**Objective**. Copy out every line in the data below that contains the string "wire".

**Input records**.
····················
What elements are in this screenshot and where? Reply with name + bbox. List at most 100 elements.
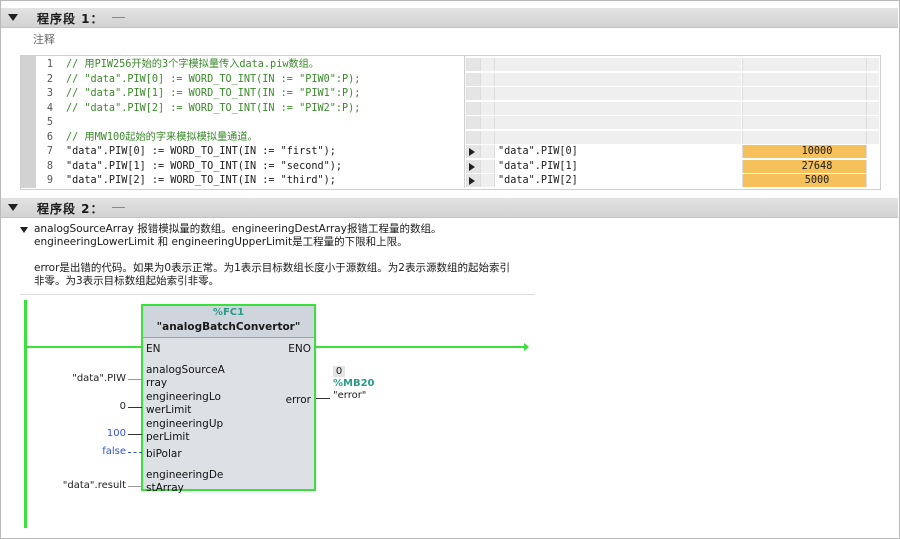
comment-collapse-icon[interactable] (20, 227, 28, 233)
monitor-row: "data".PIW[2] 5000 (466, 174, 879, 188)
comment-line: error是出错的代码。如果为0表示正常。为1表示目标数组长度小于源数组。为2表… (34, 262, 510, 274)
pin-wire-dashed (128, 452, 142, 453)
expand-arrow-icon[interactable] (469, 177, 475, 185)
monitor-cell (742, 116, 866, 129)
pin-analogsourcearray: analogSourceA rray (146, 364, 225, 389)
pin-engineeringlowerlimit: engineeringLo werLimit (146, 391, 221, 416)
monitor-cell (742, 72, 866, 86)
pin-engineeringupperlimit: engineeringUp perLimit (146, 418, 224, 443)
monitor-cell (480, 174, 494, 187)
pin-wire (316, 398, 330, 399)
network-1-header[interactable]: 程序段 1： (1, 8, 898, 28)
code-line[interactable]: 5 (36, 116, 464, 130)
error-address: %MB20 (333, 378, 375, 389)
code-line[interactable]: 2 // "data".PIW[0] := WORD_TO_INT(IN := "… (36, 73, 464, 87)
monitor-row (466, 58, 879, 72)
network-2-header[interactable]: 程序段 2： (1, 198, 898, 218)
monitor-cell (466, 116, 480, 129)
code-line[interactable]: 7 "data".PIW[0] := WORD_TO_INT(IN := "fir… (36, 145, 464, 159)
code-text: // "data".PIW[1] := WORD_TO_INT(IN := "P… (66, 88, 361, 99)
input-bipolar-operand[interactable]: false (40, 446, 126, 457)
input-analogsourcearray-operand[interactable]: "data".PIW (40, 373, 126, 384)
monitor-row (466, 130, 879, 145)
pin-wire (128, 379, 142, 380)
input-lowerlimit-operand[interactable]: 0 (40, 401, 126, 412)
pin-bipolar: biPolar (146, 448, 182, 460)
comment-line: engineeringLowerLimit 和 engineeringUpper… (34, 236, 408, 248)
output-error-operand[interactable]: "error" (333, 390, 366, 401)
rung-end-arrow-icon (524, 343, 529, 351)
code-line[interactable]: 9 "data".PIW[2] := WORD_TO_INT(IN := "thi… (36, 174, 464, 188)
rung-wire-left (27, 346, 142, 348)
monitor-cell (466, 58, 480, 71)
monitor-table: "data".PIW[0] 10000 "data".PIW[1] 27648 "dat… (466, 56, 879, 188)
block-header: %FC1 "analogBatchConvertor" (143, 306, 314, 338)
line-number: 5 (46, 117, 53, 128)
monitor-row: "data".PIW[1] 27648 (466, 159, 879, 174)
line-number: 1 (46, 59, 53, 70)
line-number: 8 (46, 160, 53, 172)
monitor-cell (480, 58, 494, 71)
monitor-cell (494, 72, 741, 86)
monitor-row (466, 116, 879, 130)
monitor-operand: "data".PIW[1] (498, 160, 578, 172)
pin-wire (128, 407, 142, 408)
block-address: %FC1 (212, 307, 245, 318)
title-field-placeholder[interactable] (112, 17, 125, 18)
monitor-cell (742, 101, 866, 115)
input-upperlimit-operand[interactable]: 100 (40, 428, 126, 439)
network-1-title: 程序段 1： (37, 12, 104, 26)
code-text: // "data".PIW[0] := WORD_TO_INT(IN := "P… (66, 73, 361, 85)
rung-wire-right (316, 346, 528, 348)
expand-arrow-icon[interactable] (469, 148, 475, 156)
comment-line: 非零。为3表示目标数组起始索引非零。 (34, 275, 220, 287)
network-2-comment[interactable]: analogSourceArray 报错模拟量的数组。engineeringDe… (34, 223, 534, 288)
monitor-cell (866, 116, 879, 129)
function-block-fc1[interactable]: %FC1 "analogBatchConvertor" EN ENO analo… (141, 304, 316, 494)
monitor-cell (866, 130, 879, 144)
monitor-cell (494, 116, 741, 129)
monitor-row: "data".PIW[0] 10000 (466, 145, 879, 159)
collapse-triangle-icon[interactable] (8, 14, 18, 21)
monitor-cell (494, 101, 741, 115)
pin-wire (128, 434, 142, 435)
code-text: "data".PIW[1] := WORD_TO_INT(IN := "seco… (66, 160, 343, 172)
monitor-cell (480, 145, 494, 158)
monitor-cell (480, 72, 494, 86)
collapse-triangle-icon[interactable] (8, 204, 18, 211)
pin-engineeringdestarray: engineeringDe stArray (146, 469, 224, 494)
monitor-cell (866, 72, 879, 86)
code-line[interactable]: 1 // 用PIW256开始的3个字模拟量传入data.piw数组。 (36, 58, 464, 72)
input-destarray-operand[interactable]: "data".result (40, 480, 126, 491)
monitor-cell (866, 58, 879, 71)
network-1-comment[interactable]: 注释 (33, 31, 55, 47)
code-line[interactable]: 4 // "data".PIW[2] := WORD_TO_INT(IN := "… (36, 102, 464, 116)
monitor-row (466, 72, 879, 87)
power-rail (24, 300, 27, 528)
code-text: // 用PIW256开始的3个字模拟量传入data.piw数组。 (66, 59, 320, 70)
monitor-cell (866, 87, 879, 100)
code-text: "data".PIW[0] := WORD_TO_INT(IN := "firs… (66, 146, 336, 157)
line-number: 2 (46, 73, 53, 85)
monitor-cell (494, 87, 741, 100)
monitor-cell (480, 101, 494, 115)
expand-arrow-icon[interactable] (469, 162, 475, 171)
line-number: 4 (46, 102, 53, 114)
monitor-cell (480, 87, 494, 100)
title-field-placeholder[interactable] (112, 207, 125, 208)
code-monitor-divider[interactable] (464, 56, 465, 188)
monitor-operand: "data".PIW[0] (498, 146, 578, 157)
comment-line (34, 249, 534, 262)
monitor-cell (480, 130, 494, 144)
code-line[interactable]: 6 // 用MW100起始的字来模拟模拟量通道。 (36, 131, 464, 145)
network-2-title: 程序段 2： (37, 202, 104, 216)
monitor-cell (466, 87, 480, 100)
block-name[interactable]: "analogBatchConvertor" (143, 321, 314, 333)
monitor-value: 10000 (801, 146, 833, 157)
line-number: 7 (46, 146, 53, 157)
monitor-cell (466, 101, 480, 115)
code-line[interactable]: 3 // "data".PIW[1] := WORD_TO_INT(IN := "… (36, 87, 464, 101)
code-line[interactable]: 8 "data".PIW[1] := WORD_TO_INT(IN := "sec… (36, 160, 464, 174)
monitor-cell (494, 58, 741, 71)
monitor-operand: "data".PIW[2] (498, 175, 578, 186)
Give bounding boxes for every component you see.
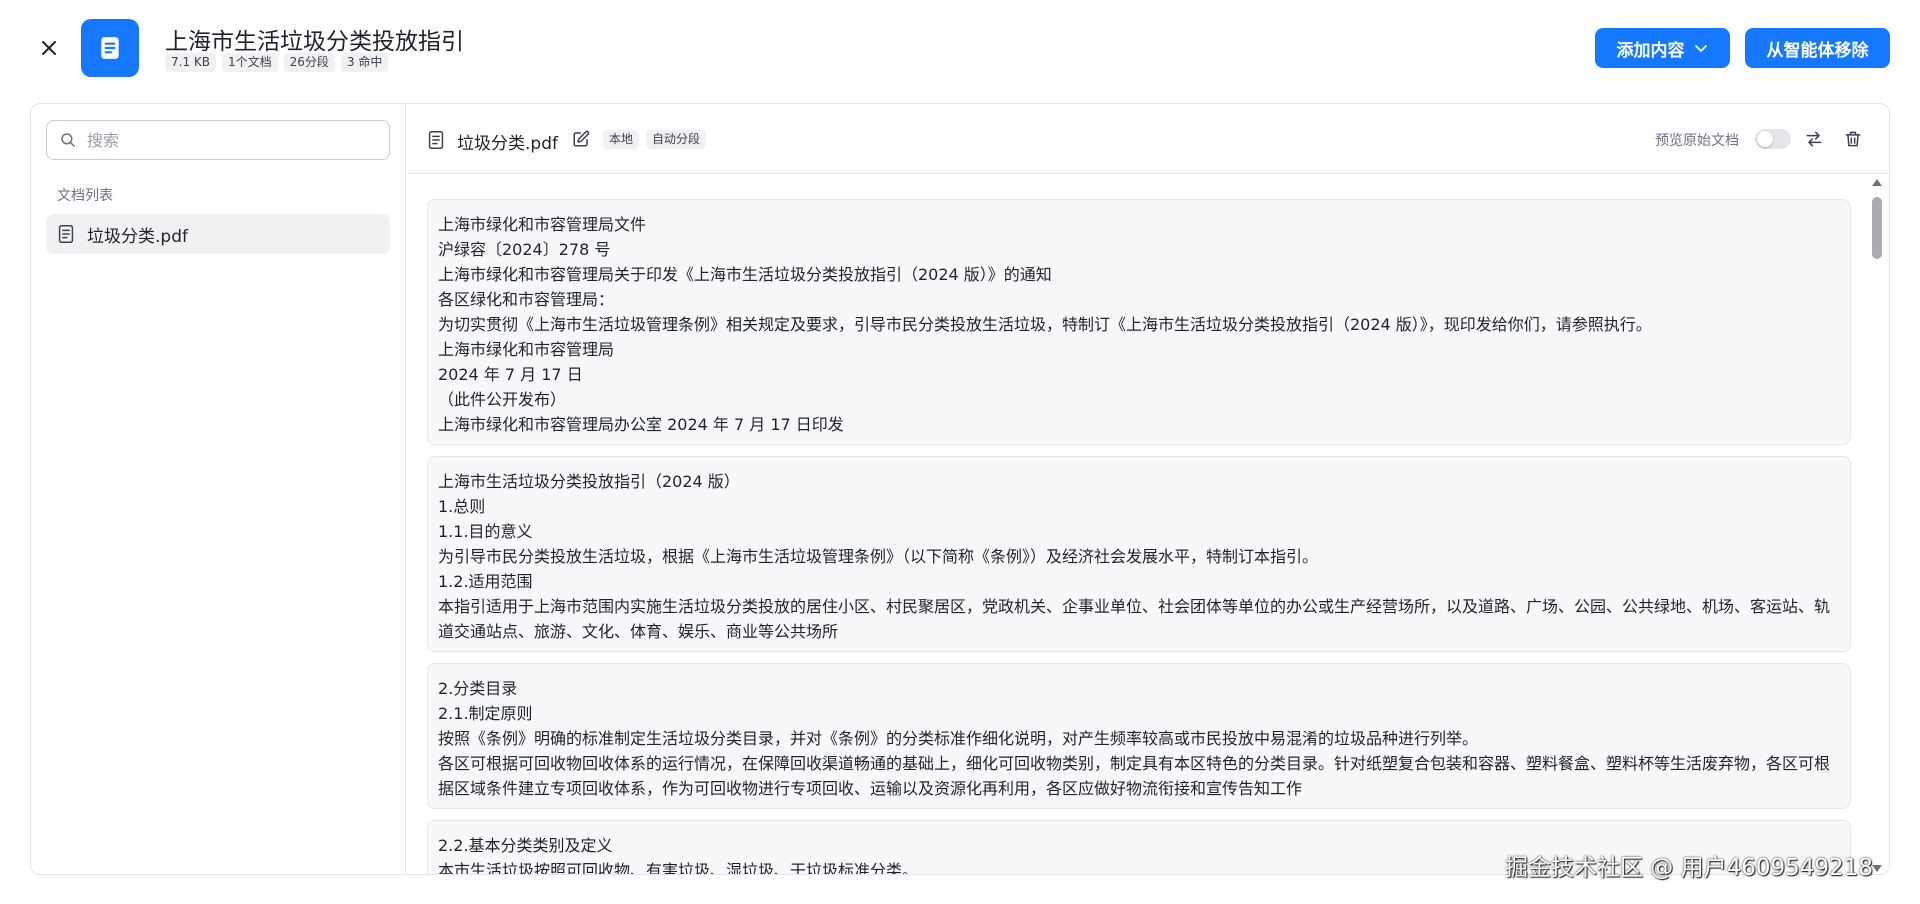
····················
**Answer for this exercise**.
pin-wire-dashed (128, 452, 142, 453)
pin-wire (316, 398, 330, 399)
pin-wire (128, 379, 142, 380)
rung-wire-left (27, 346, 142, 348)
pin-wire (128, 407, 142, 408)
rung-wire-right (316, 346, 528, 348)
pin-wire (128, 434, 142, 435)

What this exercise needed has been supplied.